» **Texte extrait**:

Peu connu des Européens, le pays offre pourtant la possibilité d’alterner plaisirs balnéaires et tourisme à la campagne. Visite guidée dans l’autre patrie des gauchos.

Immenses plaines dans un pays de poche, plages de rêve classées monuments naturels, villes inscrites au patrimoine de l’humanité par l’Unesco… Coincé entre les géants brésilien et argentin, l’Uruguay défend ses particularités : stations balnéaires sur la côte atlantique, tourisme rural dans les pittoresques estancias (ranchs à l’architecture coloniale), écologie dans les dunes de Cabo Polonio, richesses architecturales de Colonia del Sacramento.

Cette ville constitue, sans doute, la meilleure porte d’entrée du pays. Située sur les rives du Rio de la Plata, à 200 kilomètres à l’ouest de Montevideo et à quarante-cinq minutes de bateau de Buenos Aires, Colonia del Sacramento, 20 000 habitants, fondée par les Portugais en 1680 au coeur des zones d’influence espagnole, fut l’enjeu, un siècle durant, de duels acharnés entre les deux colonisateurs. La petite cité est devenue le lieu de villégiature privilégié des citadins argentins, attirés par le charme de ses rues pavées et l’ombre apaisante des terrasses de restaurant installées au bord du fleuve. Conscients de la valeur historique de leur patrimoine, les habitants entretiennent avec soin façades et patios qui ne sont pas sans rappeler ceux de Cordoue l’Andalouse. Témoins de la présence des deux grandes nations ibériques, les musées espagnol et portugais abritent, notamment, de somptueux meubles d’époque. L’Unesco a logiquement déclaré  » Patrimoine de l’humanité  » le quartier historique de Colonia.

Tourné vers la mer, l’Uruguay concentre sur son littoral plus des trois quarts de ses 3,5 millions d’habitants. Montevideo, la capitale, en abrite la moitié. Villle aussi ancrée que Valparaiso ou Zanzibar dans l’imaginaire du voyageur, Montevideo est d’abord une cité populaire. Pour s’en rendre compte, il suffit d’aller au Mercado del Puerto : dans ce marché couvert, ouvriers, pêcheurs, notables et ménagères se pressent dans une multitude de restaurants qui offrent des spécialités locales de poissons ou des parilladas (grillades de viande) gargantuesques à déguster accoudé aux longs comptoirs. Symboles d’une démocratie profondément ancrée dans les mentalités, malgré la douloureuse parenthèse de la dictature de 1966 à 1985, ces établissements offrent les meilleures occasions de rencontrer les gens.

» **Lignes d'entrée**:
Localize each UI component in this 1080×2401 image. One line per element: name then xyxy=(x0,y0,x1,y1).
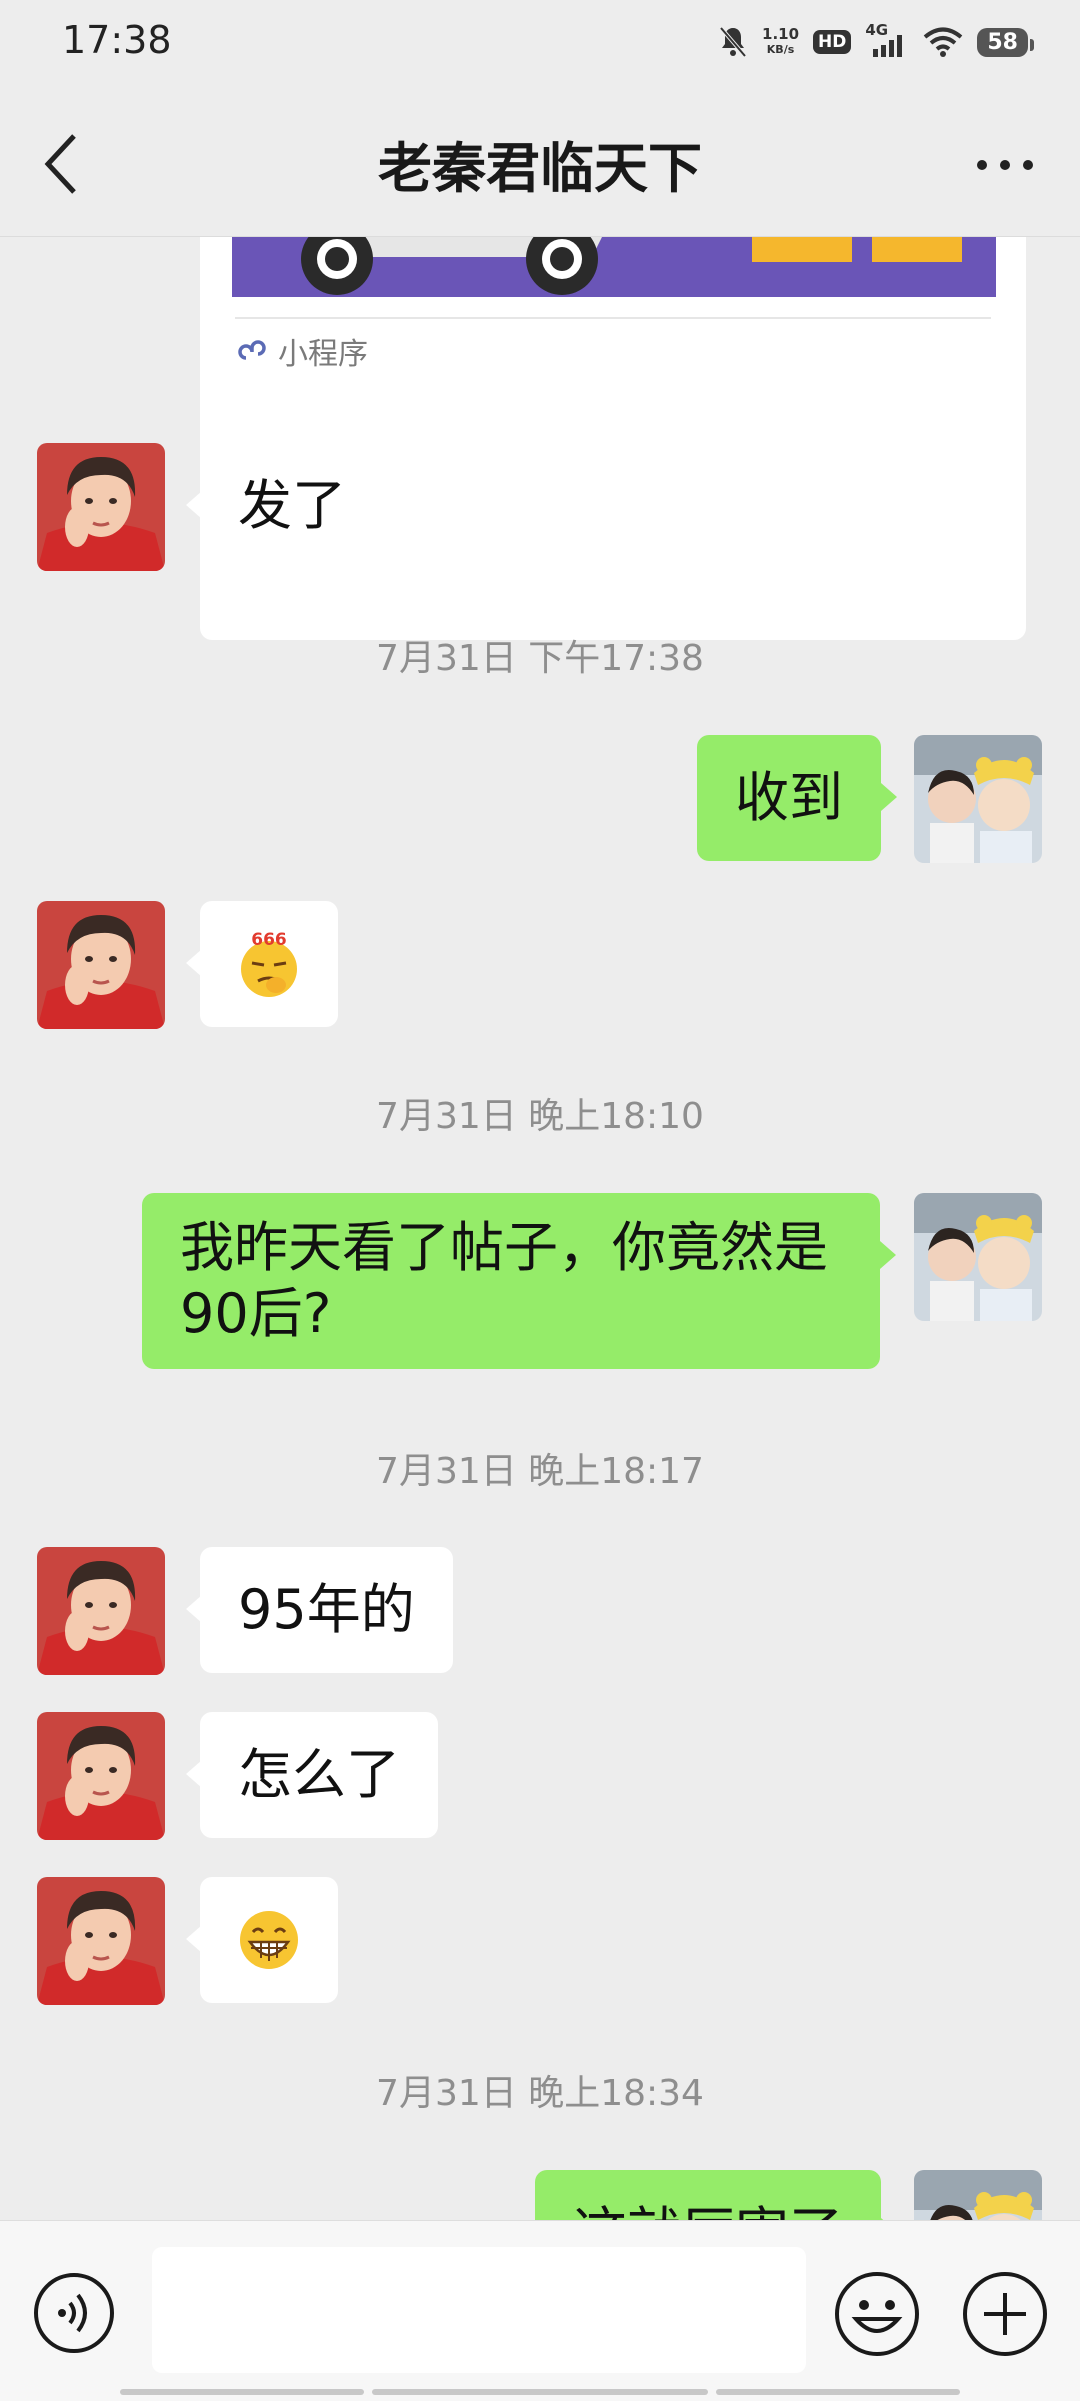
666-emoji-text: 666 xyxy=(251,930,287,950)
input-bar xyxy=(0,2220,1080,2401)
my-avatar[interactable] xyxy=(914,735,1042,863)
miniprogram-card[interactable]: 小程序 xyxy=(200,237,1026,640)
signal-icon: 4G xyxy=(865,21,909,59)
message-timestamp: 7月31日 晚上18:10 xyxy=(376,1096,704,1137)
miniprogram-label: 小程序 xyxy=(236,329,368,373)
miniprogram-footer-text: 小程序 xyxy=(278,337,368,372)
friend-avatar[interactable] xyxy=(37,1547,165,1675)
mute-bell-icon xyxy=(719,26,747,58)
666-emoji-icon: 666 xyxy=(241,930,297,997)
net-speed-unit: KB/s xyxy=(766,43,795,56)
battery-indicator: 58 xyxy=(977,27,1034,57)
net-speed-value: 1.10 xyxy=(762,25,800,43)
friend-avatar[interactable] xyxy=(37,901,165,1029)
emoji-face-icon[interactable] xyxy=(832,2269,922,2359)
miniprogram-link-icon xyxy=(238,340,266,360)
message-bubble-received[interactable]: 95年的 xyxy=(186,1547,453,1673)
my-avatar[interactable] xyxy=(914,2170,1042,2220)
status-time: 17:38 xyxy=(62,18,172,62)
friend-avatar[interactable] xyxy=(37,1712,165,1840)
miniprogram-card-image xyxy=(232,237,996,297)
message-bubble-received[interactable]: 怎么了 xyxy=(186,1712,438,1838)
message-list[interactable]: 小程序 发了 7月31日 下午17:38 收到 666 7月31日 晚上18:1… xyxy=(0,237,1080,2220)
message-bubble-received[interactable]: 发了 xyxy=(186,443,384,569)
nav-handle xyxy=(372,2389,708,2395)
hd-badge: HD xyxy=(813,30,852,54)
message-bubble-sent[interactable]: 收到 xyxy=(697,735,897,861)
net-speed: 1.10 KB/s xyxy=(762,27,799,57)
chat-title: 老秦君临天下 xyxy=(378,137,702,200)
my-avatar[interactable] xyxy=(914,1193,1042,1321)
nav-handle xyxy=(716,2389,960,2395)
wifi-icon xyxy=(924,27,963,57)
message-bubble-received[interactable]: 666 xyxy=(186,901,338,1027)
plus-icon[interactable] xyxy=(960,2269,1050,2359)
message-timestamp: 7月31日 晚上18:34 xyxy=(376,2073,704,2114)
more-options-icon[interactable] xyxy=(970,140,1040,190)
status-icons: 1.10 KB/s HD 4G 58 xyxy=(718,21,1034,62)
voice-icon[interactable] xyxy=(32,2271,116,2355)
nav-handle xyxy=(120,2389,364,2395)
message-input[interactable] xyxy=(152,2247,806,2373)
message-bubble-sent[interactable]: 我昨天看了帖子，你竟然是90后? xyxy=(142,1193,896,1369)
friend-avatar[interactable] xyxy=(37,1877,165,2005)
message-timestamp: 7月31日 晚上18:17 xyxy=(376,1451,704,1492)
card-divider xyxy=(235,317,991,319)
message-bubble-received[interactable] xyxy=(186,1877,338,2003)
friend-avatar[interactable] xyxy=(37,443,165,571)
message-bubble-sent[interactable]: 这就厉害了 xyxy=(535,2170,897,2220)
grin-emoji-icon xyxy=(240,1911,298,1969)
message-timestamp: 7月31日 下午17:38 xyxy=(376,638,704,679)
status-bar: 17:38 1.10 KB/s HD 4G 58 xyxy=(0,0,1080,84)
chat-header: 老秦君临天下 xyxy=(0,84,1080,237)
* * *
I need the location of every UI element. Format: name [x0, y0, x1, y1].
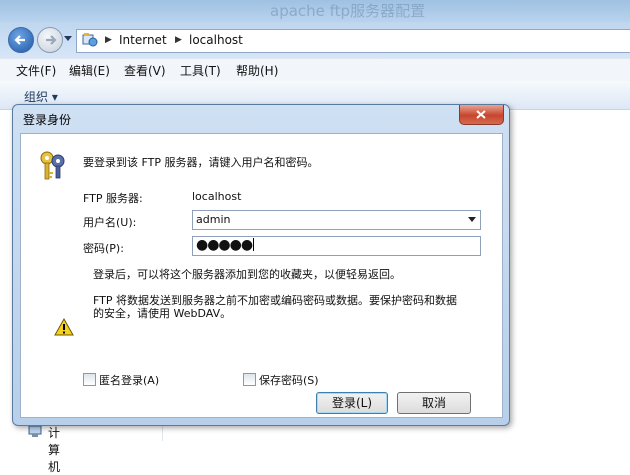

» **Énoncé 1**:
Déterminez combien de lignes du listing contiennent le mot « input », en respectant la casse. Indiquez seulement ce nombre.
» **Énoncé 2**:
Poursuivez le texte consacré à l'Uruguay à partir de sa dernière phrase.

» **Résultat final 1**:
2

» **Résultat final 2**:
Chacun y va alors de son anecdote pour évoquer la douceur de vivre de la ville et conseille de flâner sur la Plaza Independencia, véritable coeur de la cité; de visiter le Palacio Taranco, le musée des Arts décoratifs, ou celui del Gaucho y de la Moneda, évoquant la vie rurale si chère au coeur des Uruguayens; de siroter un café con leche dans l’un des nombreux bars avant d’arpenter les ruelles de la Ciudad Vieja (vieille ville). Montevideo offre le visage nonchalant d’une ville de province, calme et décontractée, une sorte de répit avant les plages.

Car, avec 650 kilomètres de côtes, du Rio de la Plata à l’Atlantique, le littoral fait partie intégrante des loisirs. On y court après le travail, on s’y rend le week-end en famille. Du quartier de Carrasco, banlieue résidentielle de Montevideo, jusqu’à Punta del Este, à 130 kilomètres, les plages, plutôt propres et bien entretenues, s’étendent à perte de vue, à peine entrecoupées de pointes rocailleuses qui font le bonheur des pêcheurs. Sur cette partie de la côte, la ville de Piriapolis offre un décor un peu désuet dû à son imposant hôtel Argentino, centre d’hydrothérapie datant des années 1920. Une halte plutôt familiale avant Punta del Este la flamboyante.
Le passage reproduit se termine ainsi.